** START OF LISTED RECORDS **

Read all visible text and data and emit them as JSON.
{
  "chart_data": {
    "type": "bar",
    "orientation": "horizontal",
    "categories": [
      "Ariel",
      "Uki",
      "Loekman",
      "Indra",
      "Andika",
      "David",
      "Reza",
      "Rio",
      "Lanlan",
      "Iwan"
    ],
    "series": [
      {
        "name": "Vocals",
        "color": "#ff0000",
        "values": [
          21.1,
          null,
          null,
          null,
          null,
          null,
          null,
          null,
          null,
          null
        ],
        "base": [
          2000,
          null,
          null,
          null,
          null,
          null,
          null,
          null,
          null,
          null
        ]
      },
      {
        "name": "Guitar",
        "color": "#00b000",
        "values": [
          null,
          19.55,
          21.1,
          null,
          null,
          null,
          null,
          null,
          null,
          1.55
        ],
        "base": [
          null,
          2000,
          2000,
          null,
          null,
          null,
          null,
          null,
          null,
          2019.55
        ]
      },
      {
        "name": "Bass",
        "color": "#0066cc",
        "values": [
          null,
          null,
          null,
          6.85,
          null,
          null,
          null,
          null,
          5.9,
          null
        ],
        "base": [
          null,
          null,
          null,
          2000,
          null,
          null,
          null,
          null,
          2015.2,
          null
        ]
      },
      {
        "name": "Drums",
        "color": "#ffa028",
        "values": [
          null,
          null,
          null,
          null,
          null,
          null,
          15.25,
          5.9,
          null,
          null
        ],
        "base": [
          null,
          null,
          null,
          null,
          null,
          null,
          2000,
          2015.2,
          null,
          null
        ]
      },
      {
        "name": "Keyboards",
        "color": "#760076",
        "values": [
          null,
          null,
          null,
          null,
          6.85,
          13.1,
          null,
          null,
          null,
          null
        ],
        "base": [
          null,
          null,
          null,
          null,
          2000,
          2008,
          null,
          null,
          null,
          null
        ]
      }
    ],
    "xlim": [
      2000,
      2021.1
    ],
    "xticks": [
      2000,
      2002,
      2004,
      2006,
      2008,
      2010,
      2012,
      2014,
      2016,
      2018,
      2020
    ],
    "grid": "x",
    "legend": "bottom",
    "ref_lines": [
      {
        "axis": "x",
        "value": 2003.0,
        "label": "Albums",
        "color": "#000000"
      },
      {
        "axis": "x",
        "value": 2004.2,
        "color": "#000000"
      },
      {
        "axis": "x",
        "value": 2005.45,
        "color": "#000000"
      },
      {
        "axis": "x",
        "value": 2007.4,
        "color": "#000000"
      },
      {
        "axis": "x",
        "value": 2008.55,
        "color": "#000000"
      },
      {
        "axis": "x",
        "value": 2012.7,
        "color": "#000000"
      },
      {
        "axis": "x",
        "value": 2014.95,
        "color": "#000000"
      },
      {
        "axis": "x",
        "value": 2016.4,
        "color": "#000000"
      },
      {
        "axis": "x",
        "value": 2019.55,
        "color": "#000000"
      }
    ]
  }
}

** END OF LISTED RECORDS **

**GIVEN REQUEST**:
Quote every record above exactly.

**WRITTEN RESPONSE**:
Read all visible text and data and emit them as JSON.
{
  "chart_data": {
    "type": "bar",
    "orientation": "horizontal",
    "categories": [
      "Ariel",
      "Uki",
      "Loekman",
      "Indra",
      "Andika",
      "David",
      "Reza",
      "Rio",
      "Lanlan",
      "Iwan"
    ],
    "series": [
      {
        "name": "Vocals",
        "color": "#ff0000",
        "values": [
          21.1,
          null,
          null,
          null,
          null,
          null,
          null,
          null,
          null,
          null
        ],
        "base": [
          2000,
          null,
          null,
          null,
          null,
          null,
          null,
          null,
          null,
          null
        ]
      },
      {
        "name": "Guitar",
        "color": "#00b000",
        "values": [
          null,
          19.55,
          21.1,
          null,
          null,
          null,
          null,
          null,
          null,
          1.55
        ],
        "base": [
          null,
          2000,
          2000,
          null,
          null,
          null,
          null,
          null,
          null,
          2019.55
        ]
      },
      {
        "name": "Bass",
        "color": "#0066cc",
        "values": [
          null,
          null,
          null,
          6.85,
          null,
          null,
          null,
          null,
          5.9,
          null
        ],
        "base": [
          null,
          null,
          null,
          2000,
          null,
          null,
          null,
          null,
          2015.2,
          null
        ]
      },
      {
        "name": "Drums",
        "color": "#ffa028",
        "values": [
          null,
          null,
          null,
          null,
          null,
          null,
          15.25,
          5.9,
          null,
          null
        ],
        "base": [
          null,
          null,
          null,
          null,
          null,
          null,
          2000,
          2015.2,
          null,
          null
        ]
      },
      {
        "name": "Keyboards",
        "color": "#760076",
        "values": [
          null,
          null,
          null,
          null,
          6.85,
          13.1,
          null,
          null,
          null,
          null
        ],
        "base": [
          null,
          null,
          null,
          null,
          2000,
          2008,
          null,
          null,
          null,
          null
        ]
      }
    ],
    "xlim": [
      2000,
      2021.1
    ],
    "xticks": [
      2000,
      2002,
      2004,
      2006,
      2008,
      2010,
      2012,
      2014,
      2016,
      2018,
      2020
    ],
    "grid": "x",
    "legend": "bottom",
    "ref_lines": [
      {
        "axis": "x",
        "value": 2003.0,
        "label": "Albums",
        "color": "#000000"
      },
      {
        "axis": "x",
        "value": 2004.2,
        "color": "#000000"
      },
      {
        "axis": "x",
        "value": 2005.45,
        "color": "#000000"
      },
      {
        "axis": "x",
        "value": 2007.4,
        "color": "#000000"
      },
      {
        "axis": "x",
        "value": 2008.55,
        "color": "#000000"
      },
      {
        "axis": "x",
        "value": 2012.7,
        "color": "#000000"
      },
      {
        "axis": "x",
        "value": 2014.95,
        "color": "#000000"
      },
      {
        "axis": "x",
        "value": 2016.4,
        "color": "#000000"
      },
      {
        "axis": "x",
        "value": 2019.55,
        "color": "#000000"
      }
    ]
  }
}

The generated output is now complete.